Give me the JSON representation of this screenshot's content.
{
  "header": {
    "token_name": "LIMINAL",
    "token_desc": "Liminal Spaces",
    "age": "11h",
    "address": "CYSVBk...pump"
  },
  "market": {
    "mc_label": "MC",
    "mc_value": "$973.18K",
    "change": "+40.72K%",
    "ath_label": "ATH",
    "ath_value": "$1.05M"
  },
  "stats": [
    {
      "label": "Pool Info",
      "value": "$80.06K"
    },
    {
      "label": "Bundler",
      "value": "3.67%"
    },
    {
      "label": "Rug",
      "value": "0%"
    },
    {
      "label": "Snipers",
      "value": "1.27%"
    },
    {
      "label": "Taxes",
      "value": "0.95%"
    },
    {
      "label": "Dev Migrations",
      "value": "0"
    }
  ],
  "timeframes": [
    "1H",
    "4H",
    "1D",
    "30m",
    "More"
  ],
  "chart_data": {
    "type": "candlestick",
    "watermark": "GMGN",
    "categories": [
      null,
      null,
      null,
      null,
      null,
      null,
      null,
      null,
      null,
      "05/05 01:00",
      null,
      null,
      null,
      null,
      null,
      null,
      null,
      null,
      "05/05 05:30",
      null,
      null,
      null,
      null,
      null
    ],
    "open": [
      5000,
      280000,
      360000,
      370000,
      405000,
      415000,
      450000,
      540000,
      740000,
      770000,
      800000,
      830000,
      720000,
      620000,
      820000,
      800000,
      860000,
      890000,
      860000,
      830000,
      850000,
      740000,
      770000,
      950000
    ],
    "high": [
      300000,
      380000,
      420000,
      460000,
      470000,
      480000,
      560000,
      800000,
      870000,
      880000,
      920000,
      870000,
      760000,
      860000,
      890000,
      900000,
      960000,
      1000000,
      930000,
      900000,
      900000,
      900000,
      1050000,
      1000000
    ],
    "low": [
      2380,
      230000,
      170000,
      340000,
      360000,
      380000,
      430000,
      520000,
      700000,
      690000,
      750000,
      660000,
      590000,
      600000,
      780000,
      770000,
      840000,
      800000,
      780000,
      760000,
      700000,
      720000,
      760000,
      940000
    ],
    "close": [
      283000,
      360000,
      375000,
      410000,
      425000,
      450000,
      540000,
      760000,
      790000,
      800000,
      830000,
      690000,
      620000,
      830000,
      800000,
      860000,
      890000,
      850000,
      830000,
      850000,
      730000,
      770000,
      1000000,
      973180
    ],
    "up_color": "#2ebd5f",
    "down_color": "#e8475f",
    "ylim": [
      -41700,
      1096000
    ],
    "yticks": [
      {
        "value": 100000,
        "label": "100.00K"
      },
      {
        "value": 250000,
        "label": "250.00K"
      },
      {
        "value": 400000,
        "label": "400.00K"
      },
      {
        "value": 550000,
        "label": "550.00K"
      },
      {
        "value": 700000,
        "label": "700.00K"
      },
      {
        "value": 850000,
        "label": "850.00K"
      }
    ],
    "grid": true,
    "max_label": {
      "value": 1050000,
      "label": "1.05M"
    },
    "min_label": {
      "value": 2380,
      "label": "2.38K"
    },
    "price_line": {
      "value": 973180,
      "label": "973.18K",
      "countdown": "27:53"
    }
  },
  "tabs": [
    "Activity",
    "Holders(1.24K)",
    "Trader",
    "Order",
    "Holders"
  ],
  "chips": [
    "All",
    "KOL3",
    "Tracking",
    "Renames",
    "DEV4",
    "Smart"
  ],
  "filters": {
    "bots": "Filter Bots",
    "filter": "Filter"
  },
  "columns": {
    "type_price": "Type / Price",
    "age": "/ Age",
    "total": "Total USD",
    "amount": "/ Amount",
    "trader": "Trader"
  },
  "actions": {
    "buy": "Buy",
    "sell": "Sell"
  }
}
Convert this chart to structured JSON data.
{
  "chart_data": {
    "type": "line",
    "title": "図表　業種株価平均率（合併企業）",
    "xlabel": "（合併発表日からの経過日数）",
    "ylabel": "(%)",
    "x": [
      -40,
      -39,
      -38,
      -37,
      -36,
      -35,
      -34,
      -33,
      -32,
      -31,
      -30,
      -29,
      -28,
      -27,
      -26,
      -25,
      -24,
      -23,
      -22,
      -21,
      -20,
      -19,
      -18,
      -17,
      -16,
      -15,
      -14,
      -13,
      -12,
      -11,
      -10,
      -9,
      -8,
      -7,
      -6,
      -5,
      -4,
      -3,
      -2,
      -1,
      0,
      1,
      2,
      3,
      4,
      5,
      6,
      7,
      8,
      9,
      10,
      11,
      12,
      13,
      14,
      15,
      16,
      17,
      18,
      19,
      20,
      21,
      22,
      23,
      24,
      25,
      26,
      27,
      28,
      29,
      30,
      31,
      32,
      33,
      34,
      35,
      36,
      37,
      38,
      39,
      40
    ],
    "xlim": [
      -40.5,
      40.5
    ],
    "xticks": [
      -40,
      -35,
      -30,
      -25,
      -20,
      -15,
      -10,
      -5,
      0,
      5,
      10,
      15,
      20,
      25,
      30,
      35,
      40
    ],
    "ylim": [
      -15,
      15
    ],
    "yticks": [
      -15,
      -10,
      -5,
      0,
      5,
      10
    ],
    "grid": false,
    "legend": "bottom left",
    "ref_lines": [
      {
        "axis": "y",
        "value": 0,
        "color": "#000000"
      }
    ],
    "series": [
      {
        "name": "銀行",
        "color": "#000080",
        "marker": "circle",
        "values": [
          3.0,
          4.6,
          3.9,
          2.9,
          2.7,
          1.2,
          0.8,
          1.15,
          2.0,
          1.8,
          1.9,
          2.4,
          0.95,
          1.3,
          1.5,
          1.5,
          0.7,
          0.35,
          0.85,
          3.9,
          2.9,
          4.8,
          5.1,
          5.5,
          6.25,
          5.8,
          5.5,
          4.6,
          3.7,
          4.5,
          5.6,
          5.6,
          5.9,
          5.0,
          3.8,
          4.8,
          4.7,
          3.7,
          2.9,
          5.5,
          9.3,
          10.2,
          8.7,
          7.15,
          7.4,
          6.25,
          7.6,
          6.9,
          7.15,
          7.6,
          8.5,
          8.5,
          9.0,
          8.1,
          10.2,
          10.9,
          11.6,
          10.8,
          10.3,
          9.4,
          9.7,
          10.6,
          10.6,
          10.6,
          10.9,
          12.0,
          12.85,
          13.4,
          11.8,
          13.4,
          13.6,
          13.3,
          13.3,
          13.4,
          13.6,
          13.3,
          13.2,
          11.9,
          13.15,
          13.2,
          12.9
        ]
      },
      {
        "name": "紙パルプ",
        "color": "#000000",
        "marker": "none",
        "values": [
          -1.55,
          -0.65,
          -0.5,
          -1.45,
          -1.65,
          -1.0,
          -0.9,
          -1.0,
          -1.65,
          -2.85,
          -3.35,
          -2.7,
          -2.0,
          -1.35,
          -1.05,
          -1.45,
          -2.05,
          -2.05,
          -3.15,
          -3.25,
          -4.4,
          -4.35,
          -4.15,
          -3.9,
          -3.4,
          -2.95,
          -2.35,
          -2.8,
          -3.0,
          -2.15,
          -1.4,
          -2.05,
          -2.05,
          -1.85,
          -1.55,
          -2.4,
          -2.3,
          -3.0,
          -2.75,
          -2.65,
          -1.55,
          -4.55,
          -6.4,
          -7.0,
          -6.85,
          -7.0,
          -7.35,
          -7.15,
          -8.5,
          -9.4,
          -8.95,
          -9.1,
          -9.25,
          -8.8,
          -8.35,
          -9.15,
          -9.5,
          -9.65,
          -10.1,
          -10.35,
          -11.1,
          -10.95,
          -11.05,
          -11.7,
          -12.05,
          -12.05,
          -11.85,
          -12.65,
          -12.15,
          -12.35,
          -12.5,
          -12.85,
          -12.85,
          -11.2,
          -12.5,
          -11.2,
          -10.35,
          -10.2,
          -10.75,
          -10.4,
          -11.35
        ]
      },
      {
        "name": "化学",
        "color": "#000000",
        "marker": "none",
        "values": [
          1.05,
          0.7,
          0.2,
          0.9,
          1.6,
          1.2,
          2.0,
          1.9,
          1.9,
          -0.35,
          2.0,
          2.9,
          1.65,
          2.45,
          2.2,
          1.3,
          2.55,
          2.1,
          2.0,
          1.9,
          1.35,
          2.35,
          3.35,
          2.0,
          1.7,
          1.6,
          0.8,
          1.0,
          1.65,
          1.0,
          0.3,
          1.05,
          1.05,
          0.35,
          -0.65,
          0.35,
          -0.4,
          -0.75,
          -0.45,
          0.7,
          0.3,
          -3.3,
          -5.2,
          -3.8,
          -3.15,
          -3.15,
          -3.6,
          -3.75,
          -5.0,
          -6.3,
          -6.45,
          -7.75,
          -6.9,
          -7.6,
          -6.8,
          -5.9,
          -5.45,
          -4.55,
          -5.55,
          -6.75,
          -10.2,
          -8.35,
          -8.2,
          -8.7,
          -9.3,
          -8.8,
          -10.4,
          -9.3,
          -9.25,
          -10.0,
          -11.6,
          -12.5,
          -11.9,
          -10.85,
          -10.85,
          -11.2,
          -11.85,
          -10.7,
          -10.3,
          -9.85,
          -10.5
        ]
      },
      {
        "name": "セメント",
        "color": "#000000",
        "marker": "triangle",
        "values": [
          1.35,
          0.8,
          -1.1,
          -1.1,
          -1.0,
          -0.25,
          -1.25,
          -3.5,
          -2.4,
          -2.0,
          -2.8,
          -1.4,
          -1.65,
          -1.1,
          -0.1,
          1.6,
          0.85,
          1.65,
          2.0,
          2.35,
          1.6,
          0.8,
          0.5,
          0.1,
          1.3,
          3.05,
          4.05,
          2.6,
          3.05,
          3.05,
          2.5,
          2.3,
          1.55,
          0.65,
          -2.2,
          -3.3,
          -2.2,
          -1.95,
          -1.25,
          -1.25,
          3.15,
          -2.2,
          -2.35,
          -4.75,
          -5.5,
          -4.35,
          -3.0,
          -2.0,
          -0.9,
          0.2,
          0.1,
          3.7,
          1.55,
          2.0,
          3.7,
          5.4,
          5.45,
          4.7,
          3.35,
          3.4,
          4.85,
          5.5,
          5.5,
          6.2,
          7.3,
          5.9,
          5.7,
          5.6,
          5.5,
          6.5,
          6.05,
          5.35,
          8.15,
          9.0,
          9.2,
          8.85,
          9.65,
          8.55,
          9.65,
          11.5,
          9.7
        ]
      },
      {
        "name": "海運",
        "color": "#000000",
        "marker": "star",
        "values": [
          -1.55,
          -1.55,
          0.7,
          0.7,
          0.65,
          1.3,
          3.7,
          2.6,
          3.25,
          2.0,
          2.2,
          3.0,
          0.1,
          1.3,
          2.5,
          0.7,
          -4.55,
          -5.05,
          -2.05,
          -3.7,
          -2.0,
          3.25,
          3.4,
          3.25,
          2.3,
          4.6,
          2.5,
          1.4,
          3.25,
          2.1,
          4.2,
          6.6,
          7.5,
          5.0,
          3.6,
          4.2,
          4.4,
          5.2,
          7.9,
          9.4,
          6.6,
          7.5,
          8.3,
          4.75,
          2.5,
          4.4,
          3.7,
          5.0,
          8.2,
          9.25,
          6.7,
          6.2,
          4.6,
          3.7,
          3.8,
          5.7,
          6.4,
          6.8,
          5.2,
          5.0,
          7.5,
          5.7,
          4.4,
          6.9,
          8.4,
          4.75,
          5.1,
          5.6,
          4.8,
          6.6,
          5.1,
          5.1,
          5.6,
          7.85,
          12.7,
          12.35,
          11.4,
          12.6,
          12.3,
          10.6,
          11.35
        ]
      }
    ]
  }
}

::::::::

**Work required:**
Using the entries above, find all lines with "this". Copy them.

**Output of the task:**
Give me the JSON representation of this screenshot's content.
Convert this chart to structured JSON data.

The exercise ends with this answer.